*** ENTRIES SUPPLIED ***

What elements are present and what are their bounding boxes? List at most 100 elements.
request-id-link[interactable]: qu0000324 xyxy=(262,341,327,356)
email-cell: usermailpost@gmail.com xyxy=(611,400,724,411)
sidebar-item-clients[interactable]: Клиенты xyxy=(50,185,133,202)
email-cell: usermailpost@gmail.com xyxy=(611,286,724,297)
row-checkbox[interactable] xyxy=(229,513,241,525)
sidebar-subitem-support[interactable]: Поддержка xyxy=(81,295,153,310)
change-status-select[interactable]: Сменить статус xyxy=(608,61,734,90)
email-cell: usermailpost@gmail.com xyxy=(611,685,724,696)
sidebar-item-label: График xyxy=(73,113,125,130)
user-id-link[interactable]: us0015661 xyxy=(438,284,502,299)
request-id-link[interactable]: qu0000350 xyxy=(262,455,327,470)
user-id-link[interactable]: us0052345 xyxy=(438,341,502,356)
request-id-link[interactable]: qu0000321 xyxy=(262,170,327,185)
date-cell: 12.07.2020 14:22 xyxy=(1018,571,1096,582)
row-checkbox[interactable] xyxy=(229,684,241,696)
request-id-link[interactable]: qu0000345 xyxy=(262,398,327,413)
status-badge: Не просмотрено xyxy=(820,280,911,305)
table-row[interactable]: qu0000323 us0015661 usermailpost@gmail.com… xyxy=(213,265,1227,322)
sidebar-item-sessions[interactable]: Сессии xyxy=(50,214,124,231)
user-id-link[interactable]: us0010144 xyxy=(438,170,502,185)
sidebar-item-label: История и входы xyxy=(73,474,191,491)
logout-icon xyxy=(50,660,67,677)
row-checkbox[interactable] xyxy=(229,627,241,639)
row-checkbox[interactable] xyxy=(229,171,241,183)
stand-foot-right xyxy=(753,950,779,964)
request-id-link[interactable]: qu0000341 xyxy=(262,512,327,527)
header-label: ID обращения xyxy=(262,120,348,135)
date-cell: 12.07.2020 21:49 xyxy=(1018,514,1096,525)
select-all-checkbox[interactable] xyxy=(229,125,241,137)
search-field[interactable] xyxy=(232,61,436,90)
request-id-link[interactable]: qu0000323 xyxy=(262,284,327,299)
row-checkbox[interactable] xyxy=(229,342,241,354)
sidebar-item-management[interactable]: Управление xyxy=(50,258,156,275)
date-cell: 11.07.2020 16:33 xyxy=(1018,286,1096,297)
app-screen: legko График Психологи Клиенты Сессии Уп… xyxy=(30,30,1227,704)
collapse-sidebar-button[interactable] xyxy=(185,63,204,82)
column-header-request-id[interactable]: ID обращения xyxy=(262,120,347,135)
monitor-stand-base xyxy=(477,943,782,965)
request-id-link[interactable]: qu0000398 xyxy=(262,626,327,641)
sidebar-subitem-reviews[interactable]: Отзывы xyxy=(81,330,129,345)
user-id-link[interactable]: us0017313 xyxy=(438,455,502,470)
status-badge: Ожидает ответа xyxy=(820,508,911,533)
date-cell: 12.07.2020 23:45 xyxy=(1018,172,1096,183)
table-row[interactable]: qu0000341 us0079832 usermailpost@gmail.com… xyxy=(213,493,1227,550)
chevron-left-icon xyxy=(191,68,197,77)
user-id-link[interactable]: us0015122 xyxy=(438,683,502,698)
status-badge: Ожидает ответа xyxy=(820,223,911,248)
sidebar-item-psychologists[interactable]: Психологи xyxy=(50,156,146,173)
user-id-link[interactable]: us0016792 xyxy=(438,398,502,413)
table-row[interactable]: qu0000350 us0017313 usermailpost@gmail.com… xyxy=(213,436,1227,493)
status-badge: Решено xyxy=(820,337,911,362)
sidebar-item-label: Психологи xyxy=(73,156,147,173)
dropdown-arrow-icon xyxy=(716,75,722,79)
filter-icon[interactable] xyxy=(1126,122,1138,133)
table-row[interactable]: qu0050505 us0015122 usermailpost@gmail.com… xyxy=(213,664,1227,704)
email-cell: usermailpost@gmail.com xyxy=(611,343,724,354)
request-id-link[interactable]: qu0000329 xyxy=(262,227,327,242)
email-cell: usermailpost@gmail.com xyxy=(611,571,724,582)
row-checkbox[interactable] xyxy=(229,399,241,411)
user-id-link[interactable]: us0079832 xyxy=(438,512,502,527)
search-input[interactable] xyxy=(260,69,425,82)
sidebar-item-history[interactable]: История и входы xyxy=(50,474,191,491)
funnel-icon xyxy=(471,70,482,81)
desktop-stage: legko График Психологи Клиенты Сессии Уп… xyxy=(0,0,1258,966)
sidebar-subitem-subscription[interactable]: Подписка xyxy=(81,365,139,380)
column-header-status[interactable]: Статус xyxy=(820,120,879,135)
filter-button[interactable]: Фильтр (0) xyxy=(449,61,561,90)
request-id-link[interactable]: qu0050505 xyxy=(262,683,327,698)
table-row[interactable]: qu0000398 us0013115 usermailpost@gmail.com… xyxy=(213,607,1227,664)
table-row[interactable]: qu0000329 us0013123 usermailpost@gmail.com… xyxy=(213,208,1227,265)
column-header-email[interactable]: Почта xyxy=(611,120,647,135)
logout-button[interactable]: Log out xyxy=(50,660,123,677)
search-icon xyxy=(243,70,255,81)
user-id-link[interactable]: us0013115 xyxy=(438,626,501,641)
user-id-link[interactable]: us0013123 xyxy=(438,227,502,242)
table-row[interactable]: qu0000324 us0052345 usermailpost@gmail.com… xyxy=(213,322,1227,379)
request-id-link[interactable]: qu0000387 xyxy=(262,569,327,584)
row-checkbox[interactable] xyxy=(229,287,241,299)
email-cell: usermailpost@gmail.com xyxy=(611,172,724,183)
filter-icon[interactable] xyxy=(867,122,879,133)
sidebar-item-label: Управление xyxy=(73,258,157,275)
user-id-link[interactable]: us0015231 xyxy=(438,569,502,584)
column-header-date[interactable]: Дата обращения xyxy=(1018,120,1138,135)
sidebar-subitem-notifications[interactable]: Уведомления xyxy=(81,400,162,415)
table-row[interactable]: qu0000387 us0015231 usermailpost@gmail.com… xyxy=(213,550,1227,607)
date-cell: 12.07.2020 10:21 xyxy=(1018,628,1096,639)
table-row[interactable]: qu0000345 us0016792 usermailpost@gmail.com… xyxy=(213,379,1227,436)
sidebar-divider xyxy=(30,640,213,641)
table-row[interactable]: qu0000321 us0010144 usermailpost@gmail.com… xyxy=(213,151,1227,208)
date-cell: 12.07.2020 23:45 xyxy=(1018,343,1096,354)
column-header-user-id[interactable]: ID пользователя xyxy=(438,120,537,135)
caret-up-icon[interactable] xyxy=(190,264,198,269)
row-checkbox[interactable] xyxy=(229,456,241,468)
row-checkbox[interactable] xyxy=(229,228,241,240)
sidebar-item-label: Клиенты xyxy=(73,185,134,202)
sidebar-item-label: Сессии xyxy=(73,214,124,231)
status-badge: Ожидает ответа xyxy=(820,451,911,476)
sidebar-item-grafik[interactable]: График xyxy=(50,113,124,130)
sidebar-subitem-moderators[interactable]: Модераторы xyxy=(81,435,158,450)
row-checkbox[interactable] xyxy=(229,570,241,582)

***

**EXERCISE**
Write out all the items above line for line, with no changes.

**WRITTEN ANSWER**
What elements are present and what are their bounding boxes? List at most 100 elements.
request-id-link[interactable]: qu0000324 xyxy=(262,341,327,356)
email-cell: usermailpost@gmail.com xyxy=(611,400,724,411)
sidebar-item-clients[interactable]: Клиенты xyxy=(50,185,133,202)
email-cell: usermailpost@gmail.com xyxy=(611,286,724,297)
row-checkbox[interactable] xyxy=(229,513,241,525)
sidebar-subitem-support[interactable]: Поддержка xyxy=(81,295,153,310)
change-status-select[interactable]: Сменить статус xyxy=(608,61,734,90)
email-cell: usermailpost@gmail.com xyxy=(611,685,724,696)
sidebar-item-label: График xyxy=(73,113,125,130)
user-id-link[interactable]: us0015661 xyxy=(438,284,502,299)
request-id-link[interactable]: qu0000350 xyxy=(262,455,327,470)
user-id-link[interactable]: us0052345 xyxy=(438,341,502,356)
request-id-link[interactable]: qu0000321 xyxy=(262,170,327,185)
date-cell: 12.07.2020 14:22 xyxy=(1018,571,1096,582)
row-checkbox[interactable] xyxy=(229,684,241,696)
request-id-link[interactable]: qu0000345 xyxy=(262,398,327,413)
status-badge: Не просмотрено xyxy=(820,280,911,305)
table-row[interactable]: qu0000323 us0015661 usermailpost@gmail.com… xyxy=(213,265,1227,322)
sidebar-item-sessions[interactable]: Сессии xyxy=(50,214,124,231)
user-id-link[interactable]: us0010144 xyxy=(438,170,502,185)
sidebar-item-label: История и входы xyxy=(73,474,191,491)
logout-icon xyxy=(50,660,67,677)
row-checkbox[interactable] xyxy=(229,627,241,639)
row-checkbox[interactable] xyxy=(229,171,241,183)
stand-foot-right xyxy=(753,950,779,964)
request-id-link[interactable]: qu0000341 xyxy=(262,512,327,527)
header-label: ID обращения xyxy=(262,120,348,135)
date-cell: 12.07.2020 21:49 xyxy=(1018,514,1096,525)
select-all-checkbox[interactable] xyxy=(229,125,241,137)
search-field[interactable] xyxy=(232,61,436,90)
request-id-link[interactable]: qu0000323 xyxy=(262,284,327,299)
row-checkbox[interactable] xyxy=(229,342,241,354)
sidebar-item-management[interactable]: Управление xyxy=(50,258,156,275)
date-cell: 11.07.2020 16:33 xyxy=(1018,286,1096,297)
app-screen: legko График Психологи Клиенты Сессии Уп… xyxy=(30,30,1227,704)
collapse-sidebar-button[interactable] xyxy=(185,63,204,82)
column-header-request-id[interactable]: ID обращения xyxy=(262,120,347,135)
monitor-stand-base xyxy=(477,943,782,965)
request-id-link[interactable]: qu0000398 xyxy=(262,626,327,641)
sidebar-subitem-reviews[interactable]: Отзывы xyxy=(81,330,129,345)
user-id-link[interactable]: us0017313 xyxy=(438,455,502,470)
status-badge: Ожидает ответа xyxy=(820,508,911,533)
date-cell: 12.07.2020 23:45 xyxy=(1018,172,1096,183)
table-row[interactable]: qu0000341 us0079832 usermailpost@gmail.com… xyxy=(213,493,1227,550)
chevron-left-icon xyxy=(191,68,197,77)
user-id-link[interactable]: us0015122 xyxy=(438,683,502,698)
status-badge: Ожидает ответа xyxy=(820,223,911,248)
sidebar-item-psychologists[interactable]: Психологи xyxy=(50,156,146,173)
user-id-link[interactable]: us0016792 xyxy=(438,398,502,413)
table-row[interactable]: qu0000350 us0017313 usermailpost@gmail.com… xyxy=(213,436,1227,493)
status-badge: Решено xyxy=(820,337,911,362)
sidebar-item-label: Психологи xyxy=(73,156,147,173)
dropdown-arrow-icon xyxy=(716,75,722,79)
filter-icon[interactable] xyxy=(1126,122,1138,133)
table-row[interactable]: qu0050505 us0015122 usermailpost@gmail.com… xyxy=(213,664,1227,704)
email-cell: usermailpost@gmail.com xyxy=(611,343,724,354)
request-id-link[interactable]: qu0000329 xyxy=(262,227,327,242)
email-cell: usermailpost@gmail.com xyxy=(611,571,724,582)
row-checkbox[interactable] xyxy=(229,399,241,411)
user-id-link[interactable]: us0079832 xyxy=(438,512,502,527)
search-input[interactable] xyxy=(260,69,425,82)
sidebar-item-history[interactable]: История и входы xyxy=(50,474,191,491)
funnel-icon xyxy=(471,70,482,81)
desktop-stage: legko График Психологи Клиенты Сессии Уп… xyxy=(0,0,1258,966)
sidebar-subitem-subscription[interactable]: Подписка xyxy=(81,365,139,380)
column-header-status[interactable]: Статус xyxy=(820,120,879,135)
filter-button[interactable]: Фильтр (0) xyxy=(449,61,561,90)
request-id-link[interactable]: qu0050505 xyxy=(262,683,327,698)
table-row[interactable]: qu0000398 us0013115 usermailpost@gmail.com… xyxy=(213,607,1227,664)
table-row[interactable]: qu0000329 us0013123 usermailpost@gmail.com… xyxy=(213,208,1227,265)
column-header-email[interactable]: Почта xyxy=(611,120,647,135)
logout-button[interactable]: Log out xyxy=(50,660,123,677)
search-icon xyxy=(243,70,255,81)
user-id-link[interactable]: us0013115 xyxy=(438,626,501,641)
user-id-link[interactable]: us0013123 xyxy=(438,227,502,242)
table-row[interactable]: qu0000324 us0052345 usermailpost@gmail.com… xyxy=(213,322,1227,379)
request-id-link[interactable]: qu0000387 xyxy=(262,569,327,584)
row-checkbox[interactable] xyxy=(229,287,241,299)
email-cell: usermailpost@gmail.com xyxy=(611,172,724,183)
filter-icon[interactable] xyxy=(867,122,879,133)
sidebar-item-label: Управление xyxy=(73,258,157,275)
user-id-link[interactable]: us0015231 xyxy=(438,569,502,584)
column-header-date[interactable]: Дата обращения xyxy=(1018,120,1138,135)
sidebar-subitem-notifications[interactable]: Уведомления xyxy=(81,400,162,415)
table-row[interactable]: qu0000387 us0015231 usermailpost@gmail.com… xyxy=(213,550,1227,607)
date-cell: 12.07.2020 10:21 xyxy=(1018,628,1096,639)
table-row[interactable]: qu0000345 us0016792 usermailpost@gmail.com… xyxy=(213,379,1227,436)
sidebar-divider xyxy=(30,640,213,641)
table-row[interactable]: qu0000321 us0010144 usermailpost@gmail.com… xyxy=(213,151,1227,208)
date-cell: 12.07.2020 23:45 xyxy=(1018,343,1096,354)
column-header-user-id[interactable]: ID пользователя xyxy=(438,120,537,135)
caret-up-icon[interactable] xyxy=(190,264,198,269)
row-checkbox[interactable] xyxy=(229,456,241,468)
row-checkbox[interactable] xyxy=(229,228,241,240)
sidebar-item-label: Клиенты xyxy=(73,185,134,202)
sidebar-item-label: Сессии xyxy=(73,214,124,231)
status-badge: Ожидает ответа xyxy=(820,451,911,476)
sidebar-item-grafik[interactable]: График xyxy=(50,113,124,130)
sidebar-subitem-moderators[interactable]: Модераторы xyxy=(81,435,158,450)
row-checkbox[interactable] xyxy=(229,570,241,582)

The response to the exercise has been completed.